▶ [Material supplied]:
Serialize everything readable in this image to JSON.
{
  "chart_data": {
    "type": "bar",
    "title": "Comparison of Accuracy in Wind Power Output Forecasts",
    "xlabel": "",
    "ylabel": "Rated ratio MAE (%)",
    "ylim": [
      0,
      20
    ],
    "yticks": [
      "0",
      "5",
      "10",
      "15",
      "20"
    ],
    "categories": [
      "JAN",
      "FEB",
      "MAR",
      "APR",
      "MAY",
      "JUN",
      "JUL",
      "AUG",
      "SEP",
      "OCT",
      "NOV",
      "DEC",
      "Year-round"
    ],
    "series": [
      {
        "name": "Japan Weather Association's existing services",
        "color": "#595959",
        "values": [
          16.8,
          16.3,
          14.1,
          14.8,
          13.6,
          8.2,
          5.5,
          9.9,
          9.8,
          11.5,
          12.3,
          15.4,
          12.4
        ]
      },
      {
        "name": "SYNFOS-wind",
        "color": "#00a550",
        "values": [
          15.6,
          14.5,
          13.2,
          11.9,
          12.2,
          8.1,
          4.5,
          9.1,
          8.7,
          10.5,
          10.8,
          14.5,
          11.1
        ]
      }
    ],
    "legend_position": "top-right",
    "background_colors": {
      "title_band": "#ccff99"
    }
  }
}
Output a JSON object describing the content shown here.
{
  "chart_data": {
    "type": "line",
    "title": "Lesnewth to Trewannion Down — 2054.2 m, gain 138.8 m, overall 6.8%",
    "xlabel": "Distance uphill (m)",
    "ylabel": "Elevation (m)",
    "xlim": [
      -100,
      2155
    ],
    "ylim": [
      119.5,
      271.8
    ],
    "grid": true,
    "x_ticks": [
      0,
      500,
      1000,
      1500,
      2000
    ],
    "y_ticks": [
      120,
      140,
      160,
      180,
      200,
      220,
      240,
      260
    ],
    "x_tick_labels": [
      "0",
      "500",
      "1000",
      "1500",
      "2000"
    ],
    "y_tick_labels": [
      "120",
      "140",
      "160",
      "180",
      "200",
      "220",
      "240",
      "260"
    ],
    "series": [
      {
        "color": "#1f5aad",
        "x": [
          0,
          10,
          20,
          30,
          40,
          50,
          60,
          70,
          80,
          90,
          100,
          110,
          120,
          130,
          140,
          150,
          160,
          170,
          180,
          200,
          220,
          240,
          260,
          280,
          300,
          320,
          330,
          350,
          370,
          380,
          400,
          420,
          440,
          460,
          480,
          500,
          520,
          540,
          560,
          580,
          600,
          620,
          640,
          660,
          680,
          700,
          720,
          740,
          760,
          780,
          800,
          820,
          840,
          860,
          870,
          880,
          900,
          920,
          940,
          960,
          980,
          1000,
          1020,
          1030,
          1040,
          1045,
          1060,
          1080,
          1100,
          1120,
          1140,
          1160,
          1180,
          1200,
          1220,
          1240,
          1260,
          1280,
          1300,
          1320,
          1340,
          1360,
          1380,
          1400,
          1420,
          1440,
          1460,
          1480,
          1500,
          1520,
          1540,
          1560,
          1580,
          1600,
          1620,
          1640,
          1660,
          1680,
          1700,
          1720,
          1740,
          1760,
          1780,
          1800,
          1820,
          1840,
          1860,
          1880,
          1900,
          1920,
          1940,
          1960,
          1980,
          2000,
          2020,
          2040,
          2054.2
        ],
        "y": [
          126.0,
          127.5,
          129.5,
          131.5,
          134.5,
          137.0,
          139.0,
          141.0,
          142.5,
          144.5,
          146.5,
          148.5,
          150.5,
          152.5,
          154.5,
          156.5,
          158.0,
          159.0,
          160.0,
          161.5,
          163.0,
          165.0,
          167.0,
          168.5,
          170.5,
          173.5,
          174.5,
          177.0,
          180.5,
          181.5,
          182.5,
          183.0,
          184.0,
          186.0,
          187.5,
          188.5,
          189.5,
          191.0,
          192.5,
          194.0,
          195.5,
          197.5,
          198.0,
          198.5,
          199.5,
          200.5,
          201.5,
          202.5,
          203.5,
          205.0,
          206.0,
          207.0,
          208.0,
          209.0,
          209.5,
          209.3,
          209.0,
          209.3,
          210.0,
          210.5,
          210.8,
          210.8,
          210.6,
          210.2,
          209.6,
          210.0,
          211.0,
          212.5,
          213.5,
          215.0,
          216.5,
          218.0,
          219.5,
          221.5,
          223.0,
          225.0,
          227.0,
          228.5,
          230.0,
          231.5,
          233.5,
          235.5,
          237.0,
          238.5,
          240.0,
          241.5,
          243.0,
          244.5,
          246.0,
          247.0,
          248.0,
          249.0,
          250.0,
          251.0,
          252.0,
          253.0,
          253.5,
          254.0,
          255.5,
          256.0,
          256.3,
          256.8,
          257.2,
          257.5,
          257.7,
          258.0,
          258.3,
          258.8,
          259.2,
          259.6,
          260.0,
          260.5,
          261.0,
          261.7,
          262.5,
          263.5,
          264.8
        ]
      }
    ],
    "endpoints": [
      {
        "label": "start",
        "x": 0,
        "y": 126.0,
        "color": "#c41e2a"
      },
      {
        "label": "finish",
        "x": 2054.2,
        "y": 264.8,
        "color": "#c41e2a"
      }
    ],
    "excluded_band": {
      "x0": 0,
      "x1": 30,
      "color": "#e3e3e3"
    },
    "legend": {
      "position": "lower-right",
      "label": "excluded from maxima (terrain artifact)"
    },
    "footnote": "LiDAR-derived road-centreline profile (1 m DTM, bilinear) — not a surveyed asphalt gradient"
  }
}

▶ [Exercise brief]:
All of the data needs to be printed once more, exactly.

▶ [Output of the exercise]:
Serialize everything readable in this image to JSON.
{
  "chart_data": {
    "type": "bar",
    "title": "Comparison of Accuracy in Wind Power Output Forecasts",
    "xlabel": "",
    "ylabel": "Rated ratio MAE (%)",
    "ylim": [
      0,
      20
    ],
    "yticks": [
      "0",
      "5",
      "10",
      "15",
      "20"
    ],
    "categories": [
      "JAN",
      "FEB",
      "MAR",
      "APR",
      "MAY",
      "JUN",
      "JUL",
      "AUG",
      "SEP",
      "OCT",
      "NOV",
      "DEC",
      "Year-round"
    ],
    "series": [
      {
        "name": "Japan Weather Association's existing services",
        "color": "#595959",
        "values": [
          16.8,
          16.3,
          14.1,
          14.8,
          13.6,
          8.2,
          5.5,
          9.9,
          9.8,
          11.5,
          12.3,
          15.4,
          12.4
        ]
      },
      {
        "name": "SYNFOS-wind",
        "color": "#00a550",
        "values": [
          15.6,
          14.5,
          13.2,
          11.9,
          12.2,
          8.1,
          4.5,
          9.1,
          8.7,
          10.5,
          10.8,
          14.5,
          11.1
        ]
      }
    ],
    "legend_position": "top-right",
    "background_colors": {
      "title_band": "#ccff99"
    }
  }
}
Output a JSON object describing the content shown here.
{
  "chart_data": {
    "type": "line",
    "title": "Lesnewth to Trewannion Down — 2054.2 m, gain 138.8 m, overall 6.8%",
    "xlabel": "Distance uphill (m)",
    "ylabel": "Elevation (m)",
    "xlim": [
      -100,
      2155
    ],
    "ylim": [
      119.5,
      271.8
    ],
    "grid": true,
    "x_ticks": [
      0,
      500,
      1000,
      1500,
      2000
    ],
    "y_ticks": [
      120,
      140,
      160,
      180,
      200,
      220,
      240,
      260
    ],
    "x_tick_labels": [
      "0",
      "500",
      "1000",
      "1500",
      "2000"
    ],
    "y_tick_labels": [
      "120",
      "140",
      "160",
      "180",
      "200",
      "220",
      "240",
      "260"
    ],
    "series": [
      {
        "color": "#1f5aad",
        "x": [
          0,
          10,
          20,
          30,
          40,
          50,
          60,
          70,
          80,
          90,
          100,
          110,
          120,
          130,
          140,
          150,
          160,
          170,
          180,
          200,
          220,
          240,
          260,
          280,
          300,
          320,
          330,
          350,
          370,
          380,
          400,
          420,
          440,
          460,
          480,
          500,
          520,
          540,
          560,
          580,
          600,
          620,
          640,
          660,
          680,
          700,
          720,
          740,
          760,
          780,
          800,
          820,
          840,
          860,
          870,
          880,
          900,
          920,
          940,
          960,
          980,
          1000,
          1020,
          1030,
          1040,
          1045,
          1060,
          1080,
          1100,
          1120,
          1140,
          1160,
          1180,
          1200,
          1220,
          1240,
          1260,
          1280,
          1300,
          1320,
          1340,
          1360,
          1380,
          1400,
          1420,
          1440,
          1460,
          1480,
          1500,
          1520,
          1540,
          1560,
          1580,
          1600,
          1620,
          1640,
          1660,
          1680,
          1700,
          1720,
          1740,
          1760,
          1780,
          1800,
          1820,
          1840,
          1860,
          1880,
          1900,
          1920,
          1940,
          1960,
          1980,
          2000,
          2020,
          2040,
          2054.2
        ],
        "y": [
          126.0,
          127.5,
          129.5,
          131.5,
          134.5,
          137.0,
          139.0,
          141.0,
          142.5,
          144.5,
          146.5,
          148.5,
          150.5,
          152.5,
          154.5,
          156.5,
          158.0,
          159.0,
          160.0,
          161.5,
          163.0,
          165.0,
          167.0,
          168.5,
          170.5,
          173.5,
          174.5,
          177.0,
          180.5,
          181.5,
          182.5,
          183.0,
          184.0,
          186.0,
          187.5,
          188.5,
          189.5,
          191.0,
          192.5,
          194.0,
          195.5,
          197.5,
          198.0,
          198.5,
          199.5,
          200.5,
          201.5,
          202.5,
          203.5,
          205.0,
          206.0,
          207.0,
          208.0,
          209.0,
          209.5,
          209.3,
          209.0,
          209.3,
          210.0,
          210.5,
          210.8,
          210.8,
          210.6,
          210.2,
          209.6,
          210.0,
          211.0,
          212.5,
          213.5,
          215.0,
          216.5,
          218.0,
          219.5,
          221.5,
          223.0,
          225.0,
          227.0,
          228.5,
          230.0,
          231.5,
          233.5,
          235.5,
          237.0,
          238.5,
          240.0,
          241.5,
          243.0,
          244.5,
          246.0,
          247.0,
          248.0,
          249.0,
          250.0,
          251.0,
          252.0,
          253.0,
          253.5,
          254.0,
          255.5,
          256.0,
          256.3,
          256.8,
          257.2,
          257.5,
          257.7,
          258.0,
          258.3,
          258.8,
          259.2,
          259.6,
          260.0,
          260.5,
          261.0,
          261.7,
          262.5,
          263.5,
          264.8
        ]
      }
    ],
    "endpoints": [
      {
        "label": "start",
        "x": 0,
        "y": 126.0,
        "color": "#c41e2a"
      },
      {
        "label": "finish",
        "x": 2054.2,
        "y": 264.8,
        "color": "#c41e2a"
      }
    ],
    "excluded_band": {
      "x0": 0,
      "x1": 30,
      "color": "#e3e3e3"
    },
    "legend": {
      "position": "lower-right",
      "label": "excluded from maxima (terrain artifact)"
    },
    "footnote": "LiDAR-derived road-centreline profile (1 m DTM, bilinear) — not a surveyed asphalt gradient"
  }
}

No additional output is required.